- REQUIREMENT 1:
Answer these from the interview on Sanchar Saathi, one line each:
(a) Which service does the speaker say would be forced on people as mandatory for carrying a driving license on a phone?
(b) According to the interview, how long did it take in 2016 before the Supreme Court constituted a nine-judge bench on the right to privacy?
(c) What kind of consultations does the speaker say the government usually holds instead of public consultation?
- REQUIREMENT 2:
Repeat the part of the interview on Sanchar Saathi between "When seen alongside" and "without independent oversight?", inclusive, without changing a word.
- REQUIREMENT 3:
Write the next part of the interview on Sanchar Saathi, following on from its last sentence.

- DOCUMENT EXTRACT:
Then Nitin Gadkari will say you should have your driving license on your phone, so they'll force Digilocker as mandatory. If a cop stops you at a traffic signal and asks for Digilocker, what will you say? You'll be forced to use it.
Why do you think was there no public consultation or privacy impact assessment before mandating Sanchar Saathi or SIM-binding? Aren't such unilateral directives symptomatic of executive overreach?
I think this kind of direction is symptomatic of executive ignorance. It's an indication of executive ignorance of how technology works, and I can understand that. They (the government) are not supposed to have all the solutions to our problems. They don't have all the answers, all the alternatives -- which is why there's a need for public consultation.
Then again, is this the path of least resistance? Is this the most proportionate solution to this problem? What are the other alternatives the government has considered for both these rules? Have they got options? Have they put it up in public consultation saying, 'Here are 10 methods we're considering to resolve this issue. Tell us why one works and another doesn't'? It's not like that.
When seen alongside Digiyatra, Aadhaar-linked payments and facial recognition networks, doesn't Sanchar Saathi signal a pattern -- the State embedding itself deeper into citizens' digital lives without independent oversight?
Where does security infrastructure end and surveillance architecture start?
The problem we have right now is that the State is so drunk on its power to use executive authority to impose tools and services upon citizens.
With the Supreme Court not doing enough to protect citizens' rights by the looks of it -- look at the fact that the Supreme Court hasn't heard the Pegasus case for two years. In 2016, it took over 700 days before the Supreme Court constituted a nine-judge bench on a matter as critical as the fundamental right to privacy.
The State now takes barely any time to create rules. They're able to pass laws through Parliament without any debate, without proper consultation. They are drunk on their power. They feel whatever they do is the right approach. They see everything from an adversarial perspective, not a collaborative perspective.
They don't believe public consultation will help make things better or give them more ideas. Instead, they usually hold only industry consultations -- and sometimes not even those. Then they go ahead and make laws and regulations on their own.

- DATA EXTRACTS:
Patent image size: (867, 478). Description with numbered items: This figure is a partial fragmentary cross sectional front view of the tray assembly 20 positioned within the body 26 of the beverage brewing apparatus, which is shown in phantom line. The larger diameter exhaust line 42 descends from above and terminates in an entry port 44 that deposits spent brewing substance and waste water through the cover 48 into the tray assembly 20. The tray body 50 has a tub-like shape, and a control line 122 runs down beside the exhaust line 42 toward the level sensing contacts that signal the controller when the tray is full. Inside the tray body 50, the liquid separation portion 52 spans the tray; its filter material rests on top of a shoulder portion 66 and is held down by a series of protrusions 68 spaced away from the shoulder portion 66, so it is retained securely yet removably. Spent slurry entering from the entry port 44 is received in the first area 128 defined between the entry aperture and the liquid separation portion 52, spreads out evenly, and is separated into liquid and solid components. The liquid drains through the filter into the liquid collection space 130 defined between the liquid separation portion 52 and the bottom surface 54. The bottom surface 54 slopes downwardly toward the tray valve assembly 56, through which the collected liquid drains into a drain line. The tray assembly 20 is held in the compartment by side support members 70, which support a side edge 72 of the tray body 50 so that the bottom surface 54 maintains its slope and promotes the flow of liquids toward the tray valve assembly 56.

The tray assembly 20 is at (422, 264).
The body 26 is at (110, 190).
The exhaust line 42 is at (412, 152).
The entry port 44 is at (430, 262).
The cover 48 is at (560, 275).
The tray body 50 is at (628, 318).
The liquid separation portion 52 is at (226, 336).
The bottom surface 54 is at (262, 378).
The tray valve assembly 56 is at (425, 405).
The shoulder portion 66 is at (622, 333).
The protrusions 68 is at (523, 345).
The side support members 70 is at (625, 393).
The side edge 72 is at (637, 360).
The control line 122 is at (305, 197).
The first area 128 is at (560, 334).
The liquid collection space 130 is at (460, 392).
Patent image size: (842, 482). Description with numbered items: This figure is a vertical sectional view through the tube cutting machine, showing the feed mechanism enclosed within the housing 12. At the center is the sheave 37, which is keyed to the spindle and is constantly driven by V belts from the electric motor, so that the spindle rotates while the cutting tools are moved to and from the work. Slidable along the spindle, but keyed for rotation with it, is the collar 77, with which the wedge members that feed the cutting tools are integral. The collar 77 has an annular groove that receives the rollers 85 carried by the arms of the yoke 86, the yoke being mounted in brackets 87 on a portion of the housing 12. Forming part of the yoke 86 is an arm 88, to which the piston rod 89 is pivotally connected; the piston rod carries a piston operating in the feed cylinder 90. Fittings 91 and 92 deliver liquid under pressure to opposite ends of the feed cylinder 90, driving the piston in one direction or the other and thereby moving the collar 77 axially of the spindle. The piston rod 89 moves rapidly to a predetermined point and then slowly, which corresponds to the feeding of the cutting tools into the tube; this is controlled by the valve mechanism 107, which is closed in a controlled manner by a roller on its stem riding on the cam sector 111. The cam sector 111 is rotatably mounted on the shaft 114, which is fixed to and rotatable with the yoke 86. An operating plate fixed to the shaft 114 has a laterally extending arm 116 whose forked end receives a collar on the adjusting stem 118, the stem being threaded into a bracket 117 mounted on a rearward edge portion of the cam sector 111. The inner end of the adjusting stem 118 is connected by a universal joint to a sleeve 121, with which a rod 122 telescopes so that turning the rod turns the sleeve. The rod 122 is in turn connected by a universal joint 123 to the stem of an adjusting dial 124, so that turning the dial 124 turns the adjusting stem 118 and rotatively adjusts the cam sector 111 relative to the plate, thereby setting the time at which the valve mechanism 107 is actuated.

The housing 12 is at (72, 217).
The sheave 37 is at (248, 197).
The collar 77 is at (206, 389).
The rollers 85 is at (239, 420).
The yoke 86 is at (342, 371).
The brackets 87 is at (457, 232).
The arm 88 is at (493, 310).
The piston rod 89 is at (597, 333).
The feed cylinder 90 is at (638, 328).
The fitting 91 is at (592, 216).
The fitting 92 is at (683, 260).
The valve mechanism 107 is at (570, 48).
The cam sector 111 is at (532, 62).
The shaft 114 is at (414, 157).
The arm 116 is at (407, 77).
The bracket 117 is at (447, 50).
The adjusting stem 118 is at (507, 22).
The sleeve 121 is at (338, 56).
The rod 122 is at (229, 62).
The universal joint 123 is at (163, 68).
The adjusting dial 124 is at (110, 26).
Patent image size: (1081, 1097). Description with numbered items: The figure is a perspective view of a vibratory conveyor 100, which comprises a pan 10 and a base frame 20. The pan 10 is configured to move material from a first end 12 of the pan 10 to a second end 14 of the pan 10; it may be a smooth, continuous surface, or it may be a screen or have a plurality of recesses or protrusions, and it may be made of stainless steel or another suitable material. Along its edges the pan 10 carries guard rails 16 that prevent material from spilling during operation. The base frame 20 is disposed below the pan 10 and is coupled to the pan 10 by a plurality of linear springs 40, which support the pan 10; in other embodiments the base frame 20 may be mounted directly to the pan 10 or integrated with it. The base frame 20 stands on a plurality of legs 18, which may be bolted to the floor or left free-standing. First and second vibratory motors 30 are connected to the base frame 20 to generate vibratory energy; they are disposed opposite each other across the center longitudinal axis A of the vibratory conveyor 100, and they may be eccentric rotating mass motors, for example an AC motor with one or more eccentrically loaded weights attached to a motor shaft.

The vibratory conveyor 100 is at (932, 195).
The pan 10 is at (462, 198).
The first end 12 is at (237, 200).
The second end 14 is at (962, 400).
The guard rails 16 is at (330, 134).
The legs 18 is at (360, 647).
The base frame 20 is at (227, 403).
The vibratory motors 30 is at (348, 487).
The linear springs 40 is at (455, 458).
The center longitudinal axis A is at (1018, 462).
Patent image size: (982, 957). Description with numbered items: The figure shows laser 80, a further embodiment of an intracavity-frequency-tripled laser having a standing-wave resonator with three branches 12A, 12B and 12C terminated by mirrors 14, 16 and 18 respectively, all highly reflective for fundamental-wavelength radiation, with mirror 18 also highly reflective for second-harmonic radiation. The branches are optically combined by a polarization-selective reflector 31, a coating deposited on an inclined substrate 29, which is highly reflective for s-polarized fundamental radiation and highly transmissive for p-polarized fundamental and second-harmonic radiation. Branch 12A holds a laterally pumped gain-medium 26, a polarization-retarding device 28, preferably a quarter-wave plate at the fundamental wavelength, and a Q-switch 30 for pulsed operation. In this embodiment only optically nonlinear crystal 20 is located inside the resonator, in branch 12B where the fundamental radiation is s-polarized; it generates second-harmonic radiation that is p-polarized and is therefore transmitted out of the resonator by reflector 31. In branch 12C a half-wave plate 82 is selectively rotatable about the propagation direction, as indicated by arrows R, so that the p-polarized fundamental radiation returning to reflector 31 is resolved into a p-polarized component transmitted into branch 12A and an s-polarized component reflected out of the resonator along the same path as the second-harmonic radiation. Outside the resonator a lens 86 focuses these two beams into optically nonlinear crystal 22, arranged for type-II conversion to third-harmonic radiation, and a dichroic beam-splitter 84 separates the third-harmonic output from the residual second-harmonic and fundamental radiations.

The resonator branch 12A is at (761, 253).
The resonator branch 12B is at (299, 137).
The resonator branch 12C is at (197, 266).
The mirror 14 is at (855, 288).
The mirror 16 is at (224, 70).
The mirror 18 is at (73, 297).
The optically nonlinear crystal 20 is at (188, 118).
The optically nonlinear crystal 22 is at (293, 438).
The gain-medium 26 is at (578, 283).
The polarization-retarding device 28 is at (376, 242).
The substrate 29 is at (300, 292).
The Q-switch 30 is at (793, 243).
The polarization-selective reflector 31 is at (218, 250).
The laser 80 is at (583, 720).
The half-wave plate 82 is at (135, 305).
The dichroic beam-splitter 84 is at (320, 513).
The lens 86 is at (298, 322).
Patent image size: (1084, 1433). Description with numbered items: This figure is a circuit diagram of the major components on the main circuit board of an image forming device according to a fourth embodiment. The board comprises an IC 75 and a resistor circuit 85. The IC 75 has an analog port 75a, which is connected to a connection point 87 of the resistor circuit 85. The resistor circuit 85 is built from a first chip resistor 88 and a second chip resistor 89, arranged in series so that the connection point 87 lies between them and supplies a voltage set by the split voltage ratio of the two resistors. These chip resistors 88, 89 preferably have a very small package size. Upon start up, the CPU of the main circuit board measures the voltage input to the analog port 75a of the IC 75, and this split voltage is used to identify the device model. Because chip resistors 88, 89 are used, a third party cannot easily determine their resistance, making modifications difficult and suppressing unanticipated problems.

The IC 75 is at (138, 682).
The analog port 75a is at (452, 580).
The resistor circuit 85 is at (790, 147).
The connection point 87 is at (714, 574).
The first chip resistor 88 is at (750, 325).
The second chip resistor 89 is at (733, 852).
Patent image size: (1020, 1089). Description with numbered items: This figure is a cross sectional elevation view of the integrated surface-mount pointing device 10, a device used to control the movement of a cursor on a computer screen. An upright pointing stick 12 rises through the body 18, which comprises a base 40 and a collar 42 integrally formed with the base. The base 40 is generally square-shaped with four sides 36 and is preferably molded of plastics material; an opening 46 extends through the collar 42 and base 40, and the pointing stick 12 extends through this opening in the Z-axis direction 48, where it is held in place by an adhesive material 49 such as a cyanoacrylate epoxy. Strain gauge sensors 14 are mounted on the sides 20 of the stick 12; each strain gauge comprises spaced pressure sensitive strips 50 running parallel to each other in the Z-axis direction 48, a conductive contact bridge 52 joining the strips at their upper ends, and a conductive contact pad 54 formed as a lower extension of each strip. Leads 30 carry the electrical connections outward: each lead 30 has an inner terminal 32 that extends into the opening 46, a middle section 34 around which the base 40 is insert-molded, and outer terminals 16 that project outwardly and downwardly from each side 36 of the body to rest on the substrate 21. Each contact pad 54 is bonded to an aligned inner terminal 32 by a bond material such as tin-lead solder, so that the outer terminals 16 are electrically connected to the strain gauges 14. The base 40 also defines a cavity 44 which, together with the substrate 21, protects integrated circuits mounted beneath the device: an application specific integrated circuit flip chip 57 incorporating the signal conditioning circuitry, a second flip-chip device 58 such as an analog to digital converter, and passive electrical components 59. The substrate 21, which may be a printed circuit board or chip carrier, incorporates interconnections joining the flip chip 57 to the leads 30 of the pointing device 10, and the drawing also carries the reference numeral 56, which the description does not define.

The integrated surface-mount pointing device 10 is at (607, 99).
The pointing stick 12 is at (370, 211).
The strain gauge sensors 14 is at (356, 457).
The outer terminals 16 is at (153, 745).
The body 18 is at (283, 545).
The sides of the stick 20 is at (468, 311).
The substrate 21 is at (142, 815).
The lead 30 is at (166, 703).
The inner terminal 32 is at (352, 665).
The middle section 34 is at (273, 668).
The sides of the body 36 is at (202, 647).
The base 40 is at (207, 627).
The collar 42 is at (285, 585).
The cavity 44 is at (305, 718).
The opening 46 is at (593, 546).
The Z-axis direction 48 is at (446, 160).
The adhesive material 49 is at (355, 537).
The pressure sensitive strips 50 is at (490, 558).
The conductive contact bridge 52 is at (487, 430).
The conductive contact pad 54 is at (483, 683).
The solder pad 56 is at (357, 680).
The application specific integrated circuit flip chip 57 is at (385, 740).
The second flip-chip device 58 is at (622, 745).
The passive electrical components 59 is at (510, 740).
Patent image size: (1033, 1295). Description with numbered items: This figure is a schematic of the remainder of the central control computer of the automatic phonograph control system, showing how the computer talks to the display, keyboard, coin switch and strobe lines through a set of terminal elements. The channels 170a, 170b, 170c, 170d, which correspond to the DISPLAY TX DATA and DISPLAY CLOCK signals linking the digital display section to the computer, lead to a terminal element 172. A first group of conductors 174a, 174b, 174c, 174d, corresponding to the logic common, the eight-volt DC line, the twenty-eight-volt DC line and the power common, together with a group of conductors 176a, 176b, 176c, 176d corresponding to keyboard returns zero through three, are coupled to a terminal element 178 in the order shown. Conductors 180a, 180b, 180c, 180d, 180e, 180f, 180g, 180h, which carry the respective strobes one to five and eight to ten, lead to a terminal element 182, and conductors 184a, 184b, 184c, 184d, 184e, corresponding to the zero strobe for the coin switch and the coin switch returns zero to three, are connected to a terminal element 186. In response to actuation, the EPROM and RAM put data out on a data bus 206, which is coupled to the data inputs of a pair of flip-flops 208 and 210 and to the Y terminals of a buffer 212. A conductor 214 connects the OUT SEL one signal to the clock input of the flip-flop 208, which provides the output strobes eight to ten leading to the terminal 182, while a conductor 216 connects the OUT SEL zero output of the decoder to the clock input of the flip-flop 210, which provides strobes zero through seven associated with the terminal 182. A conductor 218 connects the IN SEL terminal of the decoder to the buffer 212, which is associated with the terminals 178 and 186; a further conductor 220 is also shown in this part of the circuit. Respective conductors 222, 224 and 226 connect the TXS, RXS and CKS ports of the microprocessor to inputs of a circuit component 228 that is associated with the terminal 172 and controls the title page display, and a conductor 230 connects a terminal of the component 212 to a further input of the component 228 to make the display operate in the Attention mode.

- TASK RESPONSE 1:
(a) Digilocker
(b) Over 700 days
(c) Industry consultations

- TASK RESPONSE 2:
When seen alongside Digiyatra, Aadhaar-linked payments and facial recognition networks, doesn't Sanchar Saathi signal a pattern -- the State embedding itself deeper into citizens' digital lives without independent oversight?

- TASK RESPONSE 3:
To be honest, many in the industry are quite unaware of how these policies actually affect users. Their main concern is to ensure that the government doesn't target them. So, in the end, they simply go along with whatever the government wants.
The government is the source of data leakages itself, isn't it? The government itself is responsible for the frauds happening in this country because it has leaked more data than anyone else.
Rachna Khera's story in The Telegraph (newspaper) in 2017 showed people were selling Aadhaar database access for Rs 500.
Before that, a CIS report indicated personal details of more than 128 million Indians had been leaked by government departments who published names, mobile numbers, addresses, dates of birth, parents' names in Excel spreadsheets directly on government web sites.
The government is the source of our data leakages. That's what has caused the frauds. Now they expect us to go through all the inconvenience to solve their own mess.
Where are scams happening from? Some of them have moved out of the country. But for the longest time many were happening from villages in Madhya Pradesh, in Himachal, where thousands of people were employed in scams.
How can such large operations run without even the local administration knowing? There's political patronage that makes this possible.
Instead of holding itself to account, the government is imposing more restrictions on us.
Would you install Sanchar Saathi if the government were to open-source it, allow independent audits, and legally guarantee it can't collect or transmit user data?
Personally, I still wouldn't. Sanchar Saathi has no utility for me, so I wouldn't do it.